— begin Input for this task —

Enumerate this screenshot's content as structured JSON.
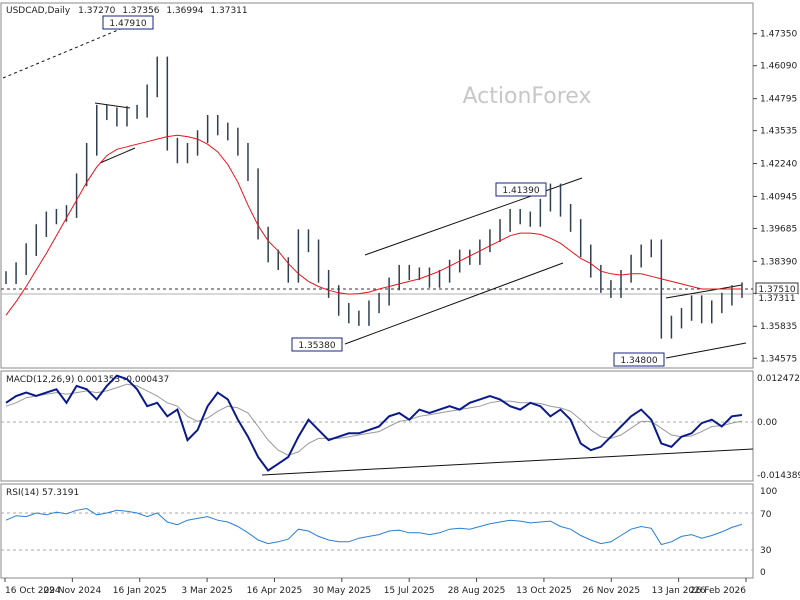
{
  "chart_data": [
    {
      "type": "line",
      "title": "USDCAD,Daily",
      "ohlc": [
        "1.37270",
        "1.37356",
        "1.36994",
        "1.37311"
      ],
      "watermark": "ActionForex",
      "x_tick_labels": [
        "16 Oct 2024",
        "29 Nov 2024",
        "16 Jan 2025",
        "3 Mar 2025",
        "16 Apr 2025",
        "30 May 2025",
        "15 Jul 2025",
        "28 Aug 2025",
        "13 Oct 2025",
        "26 Nov 2025",
        "13 Jan 2026",
        "26 Feb 2026"
      ],
      "y_tick_labels": [
        "1.47350",
        "1.46090",
        "1.44795",
        "1.43535",
        "1.42240",
        "1.40945",
        "1.39685",
        "1.38390",
        "1.37130",
        "1.35835",
        "1.34575"
      ],
      "ylim": [
        1.3427,
        1.4848
      ],
      "level_labels": [
        "1.47910",
        "1.41390",
        "1.35380",
        "1.34800"
      ],
      "current_price_label": "1.37311",
      "horizontal_level_label": "1.37510",
      "horizontal_level": 1.3751,
      "grid": false,
      "series": [
        {
          "type": "candlestick-ohlc",
          "x_dates": [
            "2024-10-16",
            "2024-10-23",
            "2024-10-30",
            "2024-11-06",
            "2024-11-13",
            "2024-11-20",
            "2024-11-27",
            "2024-12-04",
            "2024-12-11",
            "2024-12-18",
            "2024-12-25",
            "2025-01-01",
            "2025-01-08",
            "2025-01-15",
            "2025-01-22",
            "2025-01-29",
            "2025-02-05",
            "2025-02-12",
            "2025-02-19",
            "2025-02-26",
            "2025-03-05",
            "2025-03-12",
            "2025-03-19",
            "2025-03-26",
            "2025-04-02",
            "2025-04-09",
            "2025-04-16",
            "2025-04-23",
            "2025-04-30",
            "2025-05-07",
            "2025-05-14",
            "2025-05-21",
            "2025-05-28",
            "2025-06-04",
            "2025-06-11",
            "2025-06-18",
            "2025-06-25",
            "2025-07-02",
            "2025-07-09",
            "2025-07-16",
            "2025-07-23",
            "2025-07-30",
            "2025-08-06",
            "2025-08-13",
            "2025-08-20",
            "2025-08-27",
            "2025-09-03",
            "2025-09-10",
            "2025-09-17",
            "2025-09-24",
            "2025-10-01",
            "2025-10-08",
            "2025-10-15",
            "2025-10-22",
            "2025-10-29",
            "2025-11-05",
            "2025-11-12",
            "2025-11-19",
            "2025-11-26",
            "2025-12-03",
            "2025-12-10",
            "2025-12-17",
            "2025-12-24",
            "2025-12-31",
            "2026-01-07",
            "2026-01-14",
            "2026-01-21",
            "2026-01-28",
            "2026-02-04",
            "2026-02-11",
            "2026-02-18",
            "2026-02-25",
            "2026-03-04",
            "2026-03-11"
          ],
          "close": [
            1.3775,
            1.381,
            1.3885,
            1.396,
            1.401,
            1.402,
            1.4035,
            1.416,
            1.428,
            1.443,
            1.442,
            1.4395,
            1.4425,
            1.443,
            1.451,
            1.462,
            1.43,
            1.425,
            1.428,
            1.433,
            1.439,
            1.436,
            1.434,
            1.428,
            1.418,
            1.395,
            1.386,
            1.383,
            1.378,
            1.394,
            1.39,
            1.378,
            1.372,
            1.365,
            1.362,
            1.361,
            1.366,
            1.369,
            1.375,
            1.38,
            1.379,
            1.379,
            1.376,
            1.378,
            1.382,
            1.386,
            1.385,
            1.39,
            1.394,
            1.398,
            1.402,
            1.401,
            1.4,
            1.406,
            1.412,
            1.404,
            1.398,
            1.388,
            1.38,
            1.374,
            1.372,
            1.378,
            1.384,
            1.388,
            1.39,
            1.356,
            1.36,
            1.363,
            1.368,
            1.362,
            1.366,
            1.369,
            1.372,
            1.3731
          ]
        },
        {
          "name": "",
          "type": "sma",
          "color": "#e8141c",
          "values": [
            1.3627,
            1.368,
            1.374,
            1.3805,
            1.387,
            1.394,
            1.401,
            1.408,
            1.415,
            1.421,
            1.4255,
            1.428,
            1.429,
            1.43,
            1.431,
            1.432,
            1.433,
            1.4335,
            1.433,
            1.432,
            1.43,
            1.427,
            1.422,
            1.415,
            1.406,
            1.398,
            1.392,
            1.388,
            1.383,
            1.379,
            1.376,
            1.374,
            1.3725,
            1.3715,
            1.371,
            1.3712,
            1.3718,
            1.373,
            1.374,
            1.375,
            1.376,
            1.377,
            1.3785,
            1.38,
            1.382,
            1.384,
            1.386,
            1.388,
            1.39,
            1.392,
            1.394,
            1.395,
            1.395,
            1.3945,
            1.393,
            1.391,
            1.388,
            1.385,
            1.383,
            1.38,
            1.379,
            1.3785,
            1.379,
            1.379,
            1.378,
            1.377,
            1.376,
            1.375,
            1.374,
            1.373,
            1.373,
            1.373,
            1.373,
            1.373
          ]
        }
      ]
    },
    {
      "type": "line",
      "title": "MACD(12,26,9) 0.001353 -0.000437",
      "y_tick_labels": [
        "0.012472",
        "0.00",
        "-0.014389"
      ],
      "ylim": [
        -0.0175,
        0.0138
      ],
      "series": [
        {
          "name": "",
          "color": "#0a1a8c",
          "values": [
            0.005,
            0.007,
            0.008,
            0.007,
            0.008,
            0.009,
            0.005,
            0.01,
            0.009,
            0.006,
            0.01,
            0.013,
            0.012,
            0.009,
            0.004,
            0.005,
            0.001,
            0.003,
            -0.006,
            -0.003,
            0.004,
            0.008,
            0.006,
            0.0,
            -0.005,
            -0.011,
            -0.015,
            -0.013,
            -0.011,
            -0.005,
            0.0,
            -0.003,
            -0.006,
            -0.005,
            -0.004,
            -0.004,
            -0.003,
            -0.002,
            0.001,
            0.002,
            0.0,
            0.003,
            0.002,
            0.003,
            0.004,
            0.003,
            0.005,
            0.006,
            0.007,
            0.006,
            0.004,
            0.003,
            0.005,
            0.004,
            0.001,
            0.003,
            0.0,
            -0.007,
            -0.009,
            -0.008,
            -0.005,
            -0.002,
            0.001,
            0.003,
            0.0,
            -0.007,
            -0.008,
            -0.005,
            -0.004,
            -0.001,
            0.0,
            -0.002,
            0.001,
            0.0014
          ]
        },
        {
          "name": "",
          "color": "#999999",
          "values": [
            0.004,
            0.005,
            0.0065,
            0.007,
            0.0075,
            0.008,
            0.0075,
            0.008,
            0.0085,
            0.008,
            0.0085,
            0.0095,
            0.0105,
            0.01,
            0.0085,
            0.007,
            0.005,
            0.004,
            0.001,
            -0.0005,
            0.0005,
            0.0025,
            0.004,
            0.0035,
            0.002,
            -0.002,
            -0.006,
            -0.009,
            -0.0105,
            -0.0095,
            -0.007,
            -0.0055,
            -0.0055,
            -0.0055,
            -0.005,
            -0.0045,
            -0.004,
            -0.0035,
            -0.002,
            -0.0005,
            0.0,
            0.001,
            0.0015,
            0.002,
            0.0025,
            0.003,
            0.0035,
            0.004,
            0.005,
            0.0055,
            0.0055,
            0.005,
            0.005,
            0.0048,
            0.004,
            0.0035,
            0.0025,
            0.0,
            -0.003,
            -0.005,
            -0.0055,
            -0.0045,
            -0.0025,
            -0.0005,
            -0.0005,
            -0.0025,
            -0.0045,
            -0.005,
            -0.0048,
            -0.0035,
            -0.002,
            -0.0018,
            -0.001,
            -0.0004
          ]
        }
      ]
    },
    {
      "type": "line",
      "title": "RSI(14) 57.3191",
      "y_tick_labels": [
        "100",
        "70",
        "30",
        "0"
      ],
      "ylim": [
        0,
        100
      ],
      "series": [
        {
          "name": "",
          "color": "#2a7fd4",
          "values": [
            62,
            67,
            66,
            70,
            68,
            71,
            69,
            73,
            75,
            68,
            70,
            73,
            72,
            70,
            66,
            70,
            60,
            57,
            62,
            64,
            66,
            62,
            60,
            55,
            48,
            40,
            36,
            38,
            41,
            52,
            50,
            44,
            40,
            38,
            38,
            42,
            44,
            46,
            50,
            51,
            48,
            48,
            46,
            48,
            52,
            53,
            52,
            55,
            58,
            60,
            62,
            61,
            59,
            60,
            61,
            55,
            52,
            45,
            40,
            36,
            38,
            45,
            52,
            55,
            53,
            35,
            38,
            44,
            46,
            42,
            45,
            49,
            54,
            57.3
          ]
        }
      ],
      "levels": [
        70,
        30
      ]
    }
  ]
}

— end Input for this task —

How many of the lines above hold the word "color"? Give only that number.

**Response for this exercise:** 4